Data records

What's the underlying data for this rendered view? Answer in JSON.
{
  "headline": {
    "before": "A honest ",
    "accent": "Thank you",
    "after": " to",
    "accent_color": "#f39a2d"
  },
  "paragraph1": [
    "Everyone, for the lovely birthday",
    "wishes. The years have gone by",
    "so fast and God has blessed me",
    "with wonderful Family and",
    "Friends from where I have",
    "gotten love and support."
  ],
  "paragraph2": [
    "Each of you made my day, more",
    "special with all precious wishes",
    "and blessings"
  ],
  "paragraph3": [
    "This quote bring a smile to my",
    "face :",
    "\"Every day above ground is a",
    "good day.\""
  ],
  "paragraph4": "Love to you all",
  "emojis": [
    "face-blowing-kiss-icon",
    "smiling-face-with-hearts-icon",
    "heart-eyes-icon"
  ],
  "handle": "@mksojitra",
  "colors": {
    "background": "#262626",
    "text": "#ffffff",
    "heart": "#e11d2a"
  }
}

## Objective
Reproduce all of the entries word for word.

## Answer to the task
What's the underlying data for this rendered view? Answer in JSON.
{
  "headline": {
    "before": "A honest ",
    "accent": "Thank you",
    "after": " to",
    "accent_color": "#f39a2d"
  },
  "paragraph1": [
    "Everyone, for the lovely birthday",
    "wishes. The years have gone by",
    "so fast and God has blessed me",
    "with wonderful Family and",
    "Friends from where I have",
    "gotten love and support."
  ],
  "paragraph2": [
    "Each of you made my day, more",
    "special with all precious wishes",
    "and blessings"
  ],
  "paragraph3": [
    "This quote bring a smile to my",
    "face :",
    "\"Every day above ground is a",
    "good day.\""
  ],
  "paragraph4": "Love to you all",
  "emojis": [
    "face-blowing-kiss-icon",
    "smiling-face-with-hearts-icon",
    "heart-eyes-icon"
  ],
  "handle": "@mksojitra",
  "colors": {
    "background": "#262626",
    "text": "#ffffff",
    "heart": "#e11d2a"
  }
}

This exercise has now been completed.